REQUIRED ACTION A
The formaldehyde passage names building and furnishing materials as the main source of FA. List the other products that it says also release FA.
REQUIRED ACTION B
Answer these questions from the formaldehyde passage:
(i) What range do reported mean indoor concentrations of FA generally fall in?
(ii) How much FA is retained in the moist layers covering the nasal mucosa in rodents and primates?
(iii) What range of odour thresholds has been reported for FA?
REQUIRED ACTION C
Write a continuation of the formaldehyde passage that follows on from its final sentence.

SOURCE PASSAGE

Results and discussion

Results of examinations:
Authors concluded that exposure of asthmatics to formaldehyde would not lead to an exacerbation of the lung function.
Also, theyoncluded that at exposures <100 ppb such associations between children and adults in homes and schools have generally not been convincing mainly due confounding factors and susceptibility of the findings to chance effects.
Furthermore, they did not identify major differences between children, adults, and asthmatic

Any other information on results incl. tables

Sources and soncentrations

- The main source of FA is emission from building and furnishing materials, notably wood and wood-based products. Other products that release FA include those with fungicides, paints, consumer products, cosmetics, electrical equipment, and tobacco. Reported mean indoor concentrations of FA generally lie in the range of 0.005 to 0.1 mg/m3 with some higher concentrations in new or renovated housing, e.g. A number of European projects reported mean exposure concentrations in homes (sampling time: 1–7 days), generally as less than 0.05 mg/m3. Concentrations of FA measured in public buildings in Europe generally lie below those measured in homes (0.025 mg/m3). Outdoor concentrations fall below 0.01 mg/m3 in European cities.

Metabolism, distribution in the body, and retention in the nasal cavity

- The metabolism of FA is so fast that 0.5 mg/m3 exposure does not increase urinary formate excretion; further, FA does not accumulate in the blood after intravenous administration to animals (cats, dogs, and monkeys). It appears unlikely that inhaled FA reaches internal organs after portal of entry. Retention of FA in the moist layers covering the nasal mucosa, i.e. regions of the upper respiratory tract, exceeds 90–95% in rodents and primates owing to its high solubility in water and reactivity.

Chemosensory perception/sensory irritation

- A large variety of odour thresholds has been reported for FA from 0.05 to 0.5 mg/m3. It is considered, that a significant fraction of the population perceives FA at or below 0.1 mg/m3 without interfering background. Formaldehyde stimulates not only to the sense of smell, but also the chemesthetic sense, i.e., the capacity to feel chemicals. Humans exposed to the vapour have long noted eye and nasal irritation. Such responses occur principally via stimulation of the trigeminal nerve. Formaldehyde has a detectable odour at all the concentrations of interest for chemesthesis. Thus, the odour interferes with judgment of those concentrations, i.e. difficulty of separating the integrated input of the odour and sensory irritation.

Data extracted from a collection

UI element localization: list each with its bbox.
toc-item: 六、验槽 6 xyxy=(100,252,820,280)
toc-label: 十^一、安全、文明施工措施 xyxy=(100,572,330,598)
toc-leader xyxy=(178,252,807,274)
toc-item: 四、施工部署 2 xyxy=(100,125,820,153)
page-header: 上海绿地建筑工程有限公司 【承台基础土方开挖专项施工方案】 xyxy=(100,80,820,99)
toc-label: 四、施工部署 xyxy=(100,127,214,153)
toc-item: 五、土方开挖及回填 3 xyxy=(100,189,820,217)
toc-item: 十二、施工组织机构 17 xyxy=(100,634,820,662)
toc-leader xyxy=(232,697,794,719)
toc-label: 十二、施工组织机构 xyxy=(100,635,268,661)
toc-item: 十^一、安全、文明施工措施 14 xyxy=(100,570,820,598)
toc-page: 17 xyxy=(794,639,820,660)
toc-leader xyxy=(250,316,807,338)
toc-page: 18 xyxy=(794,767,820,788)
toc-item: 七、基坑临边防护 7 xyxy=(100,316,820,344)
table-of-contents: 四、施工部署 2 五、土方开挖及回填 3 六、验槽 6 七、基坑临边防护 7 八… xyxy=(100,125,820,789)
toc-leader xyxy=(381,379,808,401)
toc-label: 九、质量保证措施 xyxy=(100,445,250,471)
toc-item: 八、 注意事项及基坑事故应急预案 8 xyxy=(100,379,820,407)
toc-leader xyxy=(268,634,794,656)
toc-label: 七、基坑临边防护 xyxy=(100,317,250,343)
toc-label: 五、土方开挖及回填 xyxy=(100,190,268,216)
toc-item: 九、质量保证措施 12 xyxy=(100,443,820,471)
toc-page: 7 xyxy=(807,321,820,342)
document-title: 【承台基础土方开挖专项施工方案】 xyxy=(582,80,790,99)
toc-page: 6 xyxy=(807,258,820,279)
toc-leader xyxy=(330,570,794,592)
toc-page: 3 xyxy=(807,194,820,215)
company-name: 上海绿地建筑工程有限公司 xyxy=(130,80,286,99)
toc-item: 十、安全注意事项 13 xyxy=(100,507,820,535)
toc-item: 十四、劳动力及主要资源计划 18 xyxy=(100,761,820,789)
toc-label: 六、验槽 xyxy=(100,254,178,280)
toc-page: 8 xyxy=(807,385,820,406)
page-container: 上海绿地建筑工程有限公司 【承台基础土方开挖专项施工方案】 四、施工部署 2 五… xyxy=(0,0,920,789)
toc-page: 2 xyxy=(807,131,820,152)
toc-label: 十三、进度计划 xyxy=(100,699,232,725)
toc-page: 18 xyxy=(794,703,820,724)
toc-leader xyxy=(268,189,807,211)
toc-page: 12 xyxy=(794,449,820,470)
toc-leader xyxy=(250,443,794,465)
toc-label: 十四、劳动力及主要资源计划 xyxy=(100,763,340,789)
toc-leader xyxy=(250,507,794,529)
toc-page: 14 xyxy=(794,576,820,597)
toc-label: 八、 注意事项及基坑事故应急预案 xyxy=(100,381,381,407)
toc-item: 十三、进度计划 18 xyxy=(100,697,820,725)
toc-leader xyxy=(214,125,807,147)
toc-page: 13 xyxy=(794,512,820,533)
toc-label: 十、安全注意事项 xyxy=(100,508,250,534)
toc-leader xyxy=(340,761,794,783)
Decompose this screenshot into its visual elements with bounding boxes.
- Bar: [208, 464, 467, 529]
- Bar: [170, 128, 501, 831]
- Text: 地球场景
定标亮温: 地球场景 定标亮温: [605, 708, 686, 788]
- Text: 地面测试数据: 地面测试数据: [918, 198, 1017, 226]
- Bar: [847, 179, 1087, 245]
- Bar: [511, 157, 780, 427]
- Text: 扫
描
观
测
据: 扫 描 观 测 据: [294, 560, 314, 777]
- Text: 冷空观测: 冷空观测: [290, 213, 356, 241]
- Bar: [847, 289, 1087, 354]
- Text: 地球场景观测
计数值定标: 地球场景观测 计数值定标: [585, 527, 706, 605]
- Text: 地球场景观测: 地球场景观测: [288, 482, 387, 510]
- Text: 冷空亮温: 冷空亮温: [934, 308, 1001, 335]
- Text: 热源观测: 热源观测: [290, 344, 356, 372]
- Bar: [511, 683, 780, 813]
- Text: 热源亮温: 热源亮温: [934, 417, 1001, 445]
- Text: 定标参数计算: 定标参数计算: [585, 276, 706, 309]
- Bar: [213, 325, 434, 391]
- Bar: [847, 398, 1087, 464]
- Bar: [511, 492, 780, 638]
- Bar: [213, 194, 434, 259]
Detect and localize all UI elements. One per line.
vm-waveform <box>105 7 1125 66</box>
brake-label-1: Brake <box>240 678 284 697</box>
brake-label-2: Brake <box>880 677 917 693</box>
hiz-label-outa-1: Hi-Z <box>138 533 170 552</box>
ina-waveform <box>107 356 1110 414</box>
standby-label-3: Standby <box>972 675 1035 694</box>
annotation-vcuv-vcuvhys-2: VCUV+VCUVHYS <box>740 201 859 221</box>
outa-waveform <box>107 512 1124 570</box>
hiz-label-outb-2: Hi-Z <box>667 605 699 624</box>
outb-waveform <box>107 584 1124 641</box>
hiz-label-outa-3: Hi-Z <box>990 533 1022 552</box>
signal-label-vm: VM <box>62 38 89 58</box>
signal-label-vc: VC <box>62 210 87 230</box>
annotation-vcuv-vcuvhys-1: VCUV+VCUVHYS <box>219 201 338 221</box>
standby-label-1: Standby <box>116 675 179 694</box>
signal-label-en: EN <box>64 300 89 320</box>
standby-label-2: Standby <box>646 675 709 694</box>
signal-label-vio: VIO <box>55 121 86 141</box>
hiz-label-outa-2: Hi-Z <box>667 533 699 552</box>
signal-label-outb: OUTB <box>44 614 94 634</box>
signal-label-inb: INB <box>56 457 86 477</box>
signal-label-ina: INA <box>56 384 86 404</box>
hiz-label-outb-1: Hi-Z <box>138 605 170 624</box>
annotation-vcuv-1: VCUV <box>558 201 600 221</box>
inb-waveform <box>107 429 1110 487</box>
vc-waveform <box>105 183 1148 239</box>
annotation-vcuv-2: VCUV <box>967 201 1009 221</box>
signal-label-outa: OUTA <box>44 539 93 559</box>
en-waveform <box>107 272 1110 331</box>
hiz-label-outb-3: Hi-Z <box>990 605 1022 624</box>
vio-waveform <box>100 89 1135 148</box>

RESULT A
Products with fungicides, paints, consumer products, cosmetics, electrical equipment, and tobacco.

RESULT B
(i) 0.005 to 0.1 mg/m3.
(ii) More than 90–95%.
(iii) 0.05 to 0.5 mg/m3.

RESULT C
Threshold for sensory irritation:

- In general, the eyes are considered to be more sensitive to chemesthesis than the upper airways. Threshold values for sensory irritation have been suggested from 0.25– 0.35 mg/m3 to 1.2 mg/m3.

Human exposure studies:

- The exposure of asthmatics to FA and grass pollen or dust mites at indoor air concentrations does not indicate exacerbation of the lung function.

Epidemiological studies in children and adults:

- After a detailed analysis of the conflicting results reported by Ezratty et al 2007 and Casset et al 2006 the authors concluded that exposure of asthmatics to formaldehyde would not lead to an exacerbation of the lung function. They also reviewed case control and cross sectional studies that had suggested a possible association of low formaldehyde concentrations and asthma. By taking into consideration the complex exposure situations and potential confounding factors, they concluded that at exposures <100 ppb such associations between children and adults in homes and schools have generally not been convincing mainly due confounding factors and susceptibility of the findings to chance effects. Furthermore, they did not identify major differences between children, adults, and asthmatic.